WHAT TO DO
Transcribe each record below word for word.

PROVIDED MATERIAL
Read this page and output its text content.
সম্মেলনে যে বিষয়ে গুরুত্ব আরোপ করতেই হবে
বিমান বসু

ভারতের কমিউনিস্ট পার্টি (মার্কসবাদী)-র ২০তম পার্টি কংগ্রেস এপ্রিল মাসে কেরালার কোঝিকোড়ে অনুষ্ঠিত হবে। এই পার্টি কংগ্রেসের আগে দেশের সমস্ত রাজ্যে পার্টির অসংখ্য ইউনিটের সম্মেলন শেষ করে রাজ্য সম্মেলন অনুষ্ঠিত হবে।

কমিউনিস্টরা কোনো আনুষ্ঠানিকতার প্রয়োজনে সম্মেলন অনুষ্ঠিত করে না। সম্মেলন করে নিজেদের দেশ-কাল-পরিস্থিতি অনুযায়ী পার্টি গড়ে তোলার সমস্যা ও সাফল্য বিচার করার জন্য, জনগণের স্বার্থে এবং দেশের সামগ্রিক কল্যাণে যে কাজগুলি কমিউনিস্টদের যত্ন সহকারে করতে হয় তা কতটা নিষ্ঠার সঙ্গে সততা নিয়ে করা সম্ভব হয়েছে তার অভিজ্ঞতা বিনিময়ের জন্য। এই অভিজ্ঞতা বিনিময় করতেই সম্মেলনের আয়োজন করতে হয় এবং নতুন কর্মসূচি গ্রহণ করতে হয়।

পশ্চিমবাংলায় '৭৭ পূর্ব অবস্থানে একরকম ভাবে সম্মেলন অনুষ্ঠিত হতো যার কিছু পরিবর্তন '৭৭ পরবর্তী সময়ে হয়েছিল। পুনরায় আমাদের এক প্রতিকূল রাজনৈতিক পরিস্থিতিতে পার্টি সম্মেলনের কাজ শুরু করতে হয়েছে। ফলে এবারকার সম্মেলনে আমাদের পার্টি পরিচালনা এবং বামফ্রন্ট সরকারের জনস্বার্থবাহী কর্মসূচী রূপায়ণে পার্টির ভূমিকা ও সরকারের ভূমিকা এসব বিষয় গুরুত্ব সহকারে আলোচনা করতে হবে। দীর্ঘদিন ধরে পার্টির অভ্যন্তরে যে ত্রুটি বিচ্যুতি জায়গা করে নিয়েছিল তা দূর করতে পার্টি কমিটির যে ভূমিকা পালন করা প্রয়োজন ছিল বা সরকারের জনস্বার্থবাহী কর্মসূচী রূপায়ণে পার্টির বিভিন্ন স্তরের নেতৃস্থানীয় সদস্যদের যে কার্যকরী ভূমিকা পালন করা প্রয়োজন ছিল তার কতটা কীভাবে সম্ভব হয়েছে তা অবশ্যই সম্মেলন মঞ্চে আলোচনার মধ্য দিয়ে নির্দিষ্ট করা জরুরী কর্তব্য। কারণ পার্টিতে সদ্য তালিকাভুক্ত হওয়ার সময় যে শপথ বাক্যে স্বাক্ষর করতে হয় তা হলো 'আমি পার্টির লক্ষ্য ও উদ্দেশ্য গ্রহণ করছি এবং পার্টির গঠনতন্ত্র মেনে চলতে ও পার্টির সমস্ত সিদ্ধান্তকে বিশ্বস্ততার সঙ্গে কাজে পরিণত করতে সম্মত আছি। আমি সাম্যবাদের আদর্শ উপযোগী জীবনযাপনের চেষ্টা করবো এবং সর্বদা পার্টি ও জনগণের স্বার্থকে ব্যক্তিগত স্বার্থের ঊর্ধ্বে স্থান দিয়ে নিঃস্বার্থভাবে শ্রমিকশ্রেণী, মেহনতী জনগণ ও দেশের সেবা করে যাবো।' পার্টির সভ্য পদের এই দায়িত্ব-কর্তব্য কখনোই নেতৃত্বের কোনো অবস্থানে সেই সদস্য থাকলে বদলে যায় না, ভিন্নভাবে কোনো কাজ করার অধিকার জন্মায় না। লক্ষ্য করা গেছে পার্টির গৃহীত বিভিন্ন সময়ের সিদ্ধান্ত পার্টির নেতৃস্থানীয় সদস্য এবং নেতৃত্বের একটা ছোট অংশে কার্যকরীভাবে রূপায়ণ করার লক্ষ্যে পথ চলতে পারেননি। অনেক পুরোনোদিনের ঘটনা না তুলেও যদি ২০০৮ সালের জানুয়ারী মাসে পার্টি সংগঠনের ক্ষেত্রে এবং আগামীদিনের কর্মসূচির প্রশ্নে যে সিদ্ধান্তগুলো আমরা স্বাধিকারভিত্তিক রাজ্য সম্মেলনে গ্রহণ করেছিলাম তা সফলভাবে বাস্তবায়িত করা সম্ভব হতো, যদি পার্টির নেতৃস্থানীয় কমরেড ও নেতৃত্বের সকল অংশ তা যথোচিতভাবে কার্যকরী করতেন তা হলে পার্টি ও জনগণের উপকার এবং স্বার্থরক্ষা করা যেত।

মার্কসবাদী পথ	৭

ANSWER IN FULL
Read this page and output its text content.
সম্মেলনে যে বিষয়ে গুরুত্ব আরোপ করতেই হবে
বিমান বসু

ভারতের কমিউনিস্ট পার্টি (মার্কসবাদী)-র ২০তম পার্টি কংগ্রেস এপ্রিল মাসে কেরালার কোঝিকোড়ে অনুষ্ঠিত হবে। এই পার্টি কংগ্রেসের আগে দেশের সমস্ত রাজ্যে পার্টির অসংখ্য ইউনিটের সম্মেলন শেষ করে রাজ্য সম্মেলন অনুষ্ঠিত হবে।

কমিউনিস্টরা কোনো আনুষ্ঠানিকতার প্রয়োজনে সম্মেলন অনুষ্ঠিত করে না। সম্মেলন করে নিজেদের দেশ-কাল-পরিস্থিতি অনুযায়ী পার্টি গড়ে তোলার সমস্যা ও সাফল্য বিচার করার জন্য, জনগণের স্বার্থে এবং দেশের সামগ্রিক কল্যাণে যে কাজগুলি কমিউনিস্টদের যত্ন সহকারে করতে হয় তা কতটা নিষ্ঠার সঙ্গে সততা নিয়ে করা সম্ভব হয়েছে তার অভিজ্ঞতা বিনিময়ের জন্য। এই অভিজ্ঞতা বিনিময় করতেই সম্মেলনের আয়োজন করতে হয় এবং নতুন কর্মসূচি গ্রহণ করতে হয়।

পশ্চিমবাংলায় '৭৭ পূর্ব অবস্থানে একরকম ভাবে সম্মেলন অনুষ্ঠিত হতো যার কিছু পরিবর্তন '৭৭ পরবর্তী সময়ে হয়েছিল। পুনরায় আমাদের এক প্রতিকূল রাজনৈতিক পরিস্থিতিতে পার্টি সম্মেলনের কাজ শুরু করতে হয়েছে। ফলে এবারকার সম্মেলনে আমাদের পার্টি পরিচালনা এবং বামফ্রন্ট সরকারের জনস্বার্থবাহী কর্মসূচী রূপায়ণে পার্টির ভূমিকা ও সরকারের ভূমিকা এসব বিষয় গুরুত্ব সহকারে আলোচনা করতে হবে। দীর্ঘদিন ধরে পার্টির অভ্যন্তরে যে ত্রুটি বিচ্যুতি জায়গা করে নিয়েছিল তা দূর করতে পার্টি কমিটির যে ভূমিকা পালন করা প্রয়োজন ছিল বা সরকারের জনস্বার্থবাহী কর্মসূচী রূপায়ণে পার্টির বিভিন্ন স্তরের নেতৃস্থানীয় সদস্যদের যে কার্যকরী ভূমিকা পালন করা প্রয়োজন ছিল তার কতটা কীভাবে সম্ভব হয়েছে তা অবশ্যই সম্মেলন মঞ্চে আলোচনার মধ্য দিয়ে নির্দিষ্ট করা জরুরী কর্তব্য। কারণ পার্টিতে সদ্য তালিকাভুক্ত হওয়ার সময় যে শপথ বাক্যে স্বাক্ষর করতে হয় তা হলো 'আমি পার্টির লক্ষ্য ও উদ্দেশ্য গ্রহণ করছি এবং পার্টির গঠনতন্ত্র মেনে চলতে ও পার্টির সমস্ত সিদ্ধান্তকে বিশ্বস্ততার সঙ্গে কাজে পরিণত করতে সম্মত আছি। আমি সাম্যবাদের আদর্শ উপযোগী জীবনযাপনের চেষ্টা করবো এবং সর্বদা পার্টি ও জনগণের স্বার্থকে ব্যক্তিগত স্বার্থের ঊর্ধ্বে স্থান দিয়ে নিঃস্বার্থভাবে শ্রমিকশ্রেণী, মেহনতী জনগণ ও দেশের সেবা করে যাবো।' পার্টির সভ্য পদের এই দায়িত্ব-কর্তব্য কখনোই নেতৃত্বের কোনো অবস্থানে সেই সদস্য থাকলে বদলে যায় না, ভিন্নভাবে কোনো কাজ করার অধিকার জন্মায় না। লক্ষ্য করা গেছে পার্টির গৃহীত বিভিন্ন সময়ের সিদ্ধান্ত পার্টির নেতৃস্থানীয় সদস্য এবং নেতৃত্বের একটা ছোট অংশে কার্যকরীভাবে রূপায়ণ করার লক্ষ্যে পথ চলতে পারেননি। অনেক পুরোনোদিনের ঘটনা না তুলেও যদি ২০০৮ সালের জানুয়ারী মাসে পার্টি সংগঠনের ক্ষেত্রে এবং আগামীদিনের কর্মসূচির প্রশ্নে যে সিদ্ধান্তগুলো আমরা স্বাধিকারভিত্তিক রাজ্য সম্মেলনে গ্রহণ করেছিলাম তা সফলভাবে বাস্তবায়িত করা সম্ভব হতো, যদি পার্টির নেতৃস্থানীয় কমরেড ও নেতৃত্বের সকল অংশ তা যথোচিতভাবে কার্যকরী করতেন তা হলে পার্টি ও জনগণের উপকার এবং স্বার্থরক্ষা করা যেত।

মার্কসবাদী পথ	৭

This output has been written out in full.